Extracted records
________________

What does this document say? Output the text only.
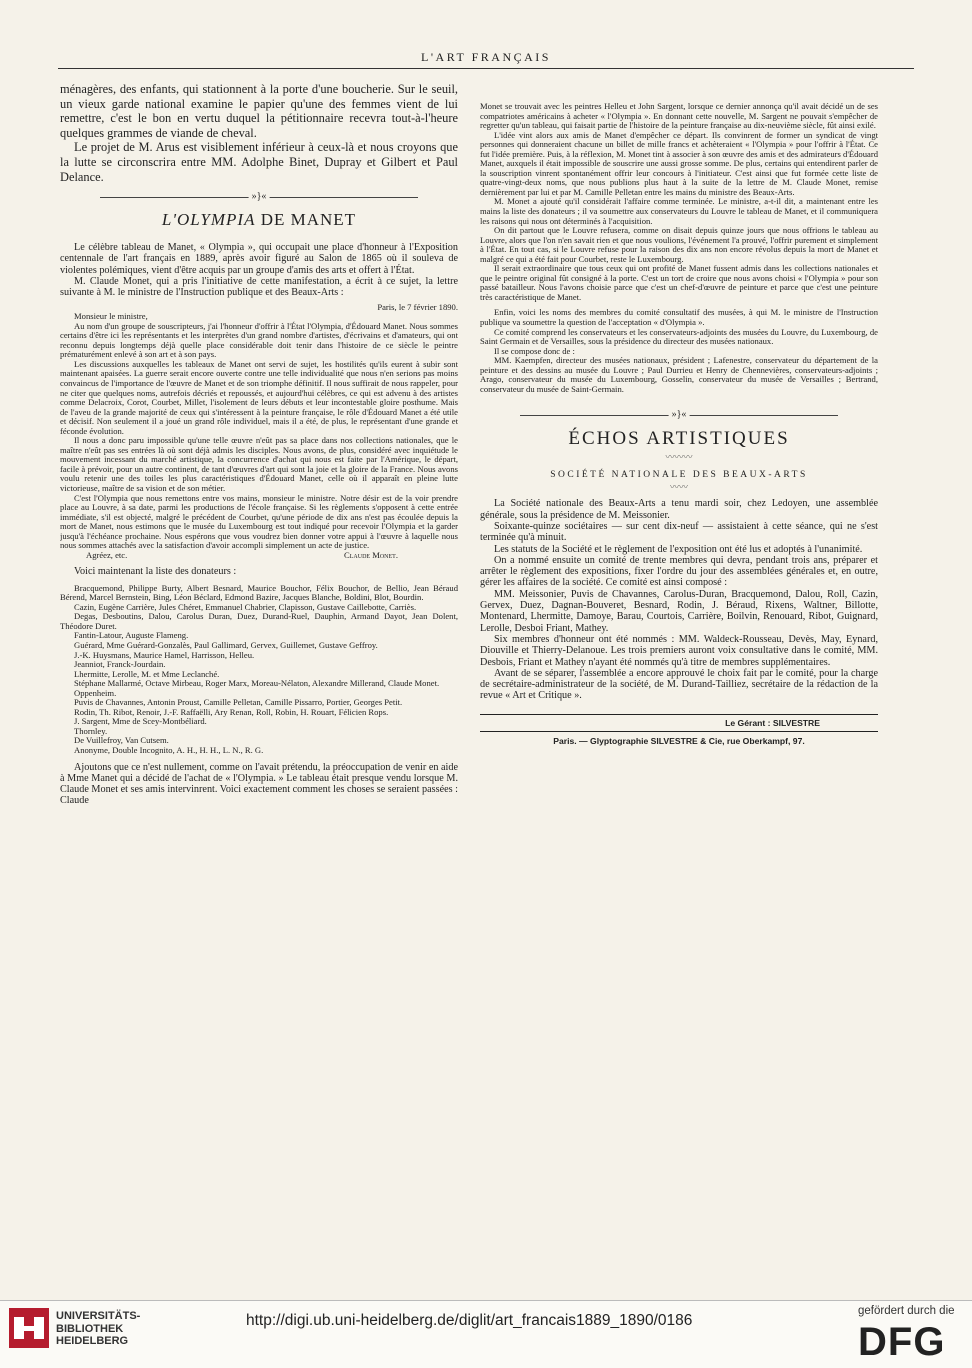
L'ART FRANÇAIS

ménagères, des enfants, qui stationnent à la porte d'une boucherie. Sur le seuil, un vieux garde national examine le papier qu'une des femmes vient de lui remettre, c'est le bon en vertu duquel la pétitionnaire recevra tout-à-l'heure quelques grammes de viande de cheval.

Le projet de M. Arus est visiblement inférieur à ceux-là et nous croyons que la lutte se circonscrira entre MM. Adolphe Binet, Dupray et Gilbert et Paul Delance.

»}«
L'OLYMPIA DE MANET

Le célèbre tableau de Manet, « Olympia », qui occupait une place d'honneur à l'Exposition centennale de l'art français en 1889, après avoir figuré au Salon de 1865 où il souleva de violentes polémiques, vient d'être acquis par un groupe d'amis des arts et offert à l'État.

M. Claude Monet, qui a pris l'initiative de cette manifestation, a écrit à ce sujet, la lettre suivante à M. le ministre de l'Instruction publique et des Beaux-Arts :

Paris, le 7 février 1890.

Monsieur le ministre,

Au nom d'un groupe de souscripteurs, j'ai l'honneur d'offrir à l'État l'Olympia, d'Édouard Manet. Nous sommes certains d'être ici les représentants et les interprètes d'un grand nombre d'artistes, d'écrivains et d'amateurs, qui ont reconnu depuis longtemps déjà quelle place considérable doit tenir dans l'histoire de ce siècle le peintre prématurément enlevé à son art et à son pays.

Les discussions auxquelles les tableaux de Manet ont servi de sujet, les hostilités qu'ils eurent à subir sont maintenant apaisées. La guerre serait encore ouverte contre une telle individualité que nous n'en serions pas moins convaincus de l'importance de l'œuvre de Manet et de son triomphe définitif. Il nous suffirait de nous rappeler, pour ne citer que quelques noms, autrefois décriés et repoussés, et aujourd'hui célèbres, ce qui est advenu à des artistes comme Delacroix, Corot, Courbet, Millet, l'isolement de leurs débuts et leur incontestable gloire posthume. Mais de l'aveu de la grande majorité de ceux qui s'intéressent à la peinture française, le rôle d'Édouard Manet a été utile et décisif. Non seulement il a joué un grand rôle individuel, mais il a été, de plus, le représentant d'une grande et féconde évolution.

Il nous a donc paru impossible qu'une telle œuvre n'eût pas sa place dans nos collections nationales, que le maître n'eût pas ses entrées là où sont déjà admis les disciples. Nous avons, de plus, considéré avec inquiétude le mouvement incessant du marché artistique, la concurrence d'achat qui nous est faite par l'Amérique, le départ, facile à prévoir, pour un autre continent, de tant d'œuvres d'art qui sont la joie et la gloire de la France. Nous avons voulu retenir une des toiles les plus caractéristiques d'Édouard Manet, celle où il apparaît en pleine lutte victorieuse, maître de sa vision et de son métier.

C'est l'Olympia que nous remettons entre vos mains, monsieur le ministre. Notre désir est de la voir prendre place au Louvre, à sa date, parmi les productions de l'école française. Si les règlements s'opposent à cette entrée immédiate, s'il est objecté, malgré le précédent de Courbet, qu'une période de dix ans n'est pas écoulée depuis la mort de Manet, nous estimons que le musée du Luxembourg est tout indiqué pour recevoir l'Olympia et la garder jusqu'à l'échéance prochaine. Nous espérons que vous voudrez bien donner votre appui à l'œuvre à laquelle nous nous sommes attachés avec la satisfaction d'avoir accompli simplement un acte de justice.

Agréez, etc.	Claude Monet.

Voici maintenant la liste des donateurs :

Bracquemond, Philippe Burty, Albert Besnard, Maurice Bouchor, Félix Bouchor, de Bellio, Jean Béraud Bérend, Marcel Bernstein, Bing, Léon Béclard, Edmond Bazire, Jacques Blanche, Boldini, Blot, Bourdin.

Cazin, Eugène Carrière, Jules Chéret, Emmanuel Chabrier, Clapisson, Gustave Caillebotte, Carriès.

Degas, Desboutins, Dalou, Carolus Duran, Duez, Durand-Ruel, Dauphin, Armand Dayot, Jean Dolent, Théodore Duret.

Fantin-Latour, Auguste Flameng.

Guérard, Mme Guérard-Gonzalès, Paul Gallimard, Gervex, Guillemet, Gustave Geffroy.

J.-K. Huysmans, Maurice Hamel, Harrisson, Helleu.

Jeanniot, Franck-Jourdain.

Lhermitte, Lerolle, M. et Mme Leclanché.

Stéphane Mallarmé, Octave Mirbeau, Roger Marx, Moreau-Nélaton, Alexandre Millerand, Claude Monet.

Oppenheim.

Puvis de Chavannes, Antonin Proust, Camille Pelletan, Camille Pissarro, Portier, Georges Petit.

Rodin, Th. Ribot, Renoir, J.-F. Raffaëlli, Ary Renan, Roll, Robin, H. Rouart, Félicien Rops.

J. Sargent, Mme de Scey-Montbéliard.

Thornley.

De Vuillefroy, Van Cutsem.

Anonyme, Double Incognito, A. H., H. H., L. N., R. G.

Ajoutons que ce n'est nullement, comme on l'avait prétendu, la préoccupation de venir en aide à Mme Manet qui a décidé de l'achat de « l'Olympia. » Le tableau était presque vendu lorsque M. Claude Monet et ses amis intervinrent. Voici exactement comment les choses se seraient passées : Claude

Monet se trouvait avec les peintres Helleu et John Sargent, lorsque ce dernier annonça qu'il avait décidé un de ses compatriotes américains à acheter « l'Olympia ». En donnant cette nouvelle, M. Sargent ne pouvait s'empêcher de regretter qu'un tableau, qui faisait partie de l'histoire de la peinture française au dix-neuvième siècle, fût ainsi exilé.

L'idée vint alors aux amis de Manet d'empêcher ce départ. Ils convinrent de former un syndicat de vingt personnes qui donneraient chacune un billet de mille francs et achèteraient « l'Olympia » pour l'offrir à l'État. Ce fut l'idée première. Puis, à la réflexion, M. Monet tint à associer à son œuvre des amis et des admirateurs d'Édouard Manet, auxquels il était impossible de souscrire une aussi grosse somme. De plus, certains qui entendirent parler de la souscription vinrent spontanément offrir leur concours à l'initiateur. C'est ainsi que fut formée cette liste de quatre-vingt-deux noms, que nous publions plus haut à la suite de la lettre de M. Claude Monet, remise dernièrement par lui et par M. Camille Pelletan entre les mains du ministre des Beaux-Arts.

M. Monet a ajouté qu'il considérait l'affaire comme terminée. Le ministre, a-t-il dit, a maintenant entre les mains la liste des donateurs ; il va soumettre aux conservateurs du Louvre le tableau de Manet, et il communiquera les raisons qui nous ont déterminés à l'acquisition.

On dit partout que le Louvre refusera, comme on disait depuis quinze jours que nous offrions le tableau au Louvre, alors que l'on n'en savait rien et que nous voulions, l'événement l'a prouvé, l'offrir purement et simplement à l'État. En tout cas, si le Louvre refuse pour la raison des dix ans non encore révolus depuis la mort de Manet et malgré ce qui a été fait pour Courbet, reste le Luxembourg.

Il serait extraordinaire que tous ceux qui ont profité de Manet fussent admis dans les collections nationales et que le peintre original fût consigné à la porte. C'est un tort de croire que nous avons choisi « l'Olympia » pour son passé batailleur. Nous l'avons choisie parce que c'est un chef-d'œuvre de peinture et parce que c'est une peinture très caractéristique de Manet.

Enfin, voici les noms des membres du comité consultatif des musées, à qui M. le ministre de l'Instruction publique va soumettre la question de l'acceptation « d'Olympia ».

Ce comité comprend les conservateurs et les conservateurs-adjoints des musées du Louvre, du Luxembourg, de Saint Germain et de Versailles, sous la présidence du directeur des musées nationaux.

Il se compose donc de :

MM. Kaempfen, directeur des musées nationaux, président ; Lafenestre, conservateur du département de la peinture et des dessins au musée du Louvre ; Paul Durrieu et Henry de Chennevières, conservateurs-adjoints ; Arago, conservateur du musée du Luxembourg, Gosselin, conservateur du musée de Versailles ; Bertrand, conservateur du musée de Saint-Germain.

»}«
ÉCHOS ARTISTIQUES
〰〰〰
SOCIÉTÉ NATIONALE DES BEAUX-ARTS
〰〰

La Société nationale des Beaux-Arts a tenu mardi soir, chez Ledoyen, une assemblée générale, sous la présidence de M. Meissonier.

Soixante-quinze sociétaires — sur cent dix-neuf — assistaient à cette séance, qui ne s'est terminée qu'à minuit.

Les statuts de la Société et le règlement de l'exposition ont été lus et adoptés à l'unanimité.

On a nommé ensuite un comité de trente membres qui devra, pendant trois ans, préparer et arrêter le règlement des expositions, fixer l'ordre du jour des assemblées générales et, en outre, gérer les affaires de la société. Ce comité est ainsi composé :

MM. Meissonier, Puvis de Chavannes, Carolus-Duran, Bracquemond, Dalou, Roll, Cazin, Gervex, Duez, Dagnan-Bouveret, Besnard, Rodin, J. Béraud, Rixens, Waltner, Billotte, Montenard, Lhermitte, Damoye, Barau, Courtois, Carrière, Boilvin, Renouard, Ribot, Guignard, Lerolle, Desboi Friant, Mathey.

Six membres d'honneur ont été nommés : MM. Waldeck-Rousseau, Devès, May, Eynard, Diouville et Thierry-Delanoue. Les trois premiers auront voix consultative dans le comité, MM. Desbois, Friant et Mathey n'ayant été nommés qu'à titre de membres supplémentaires.

Avant de se séparer, l'assemblée a encore approuvé le choix fait par le comité, pour la charge de secrétaire-administrateur de la société, de M. Durand-Tailliez, secrétaire de la rédaction de la revue « Art et Critique ».

Le Gérant : SILVESTRE

Paris. — Glyptographie SILVESTRE & Cie, rue Oberkampf, 97.

UNIVERSITÄTS-
BIBLIOTHEK
HEIDELBERG
http://digi.ub.uni-heidelberg.de/diglit/art_francais1889_1890/0186
gefördert durch die
DFG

________________

Each line that holds the word "Rodin" should be extracted from the records.

Rodin, Th. Ribot, Renoir, J.-F. Raffaëlli, Ary Renan, Roll, Robin, H. Rouart, Félicien Rops.
MM. Meissonier, Puvis de Chavannes, Carolus-Duran, Bracquemond, Dalou, Roll, Cazin, Gervex, Duez, Dagnan-Bouveret, Besnard, Rodin, J. Béraud, Rixens, Waltner, Billotte, Montenard, Lhermitte, Damoye, Barau, Courtois, Carrière, Boilvin, Renouard, Ribot, Guignard, Lerolle, Desboi Friant, Mathey.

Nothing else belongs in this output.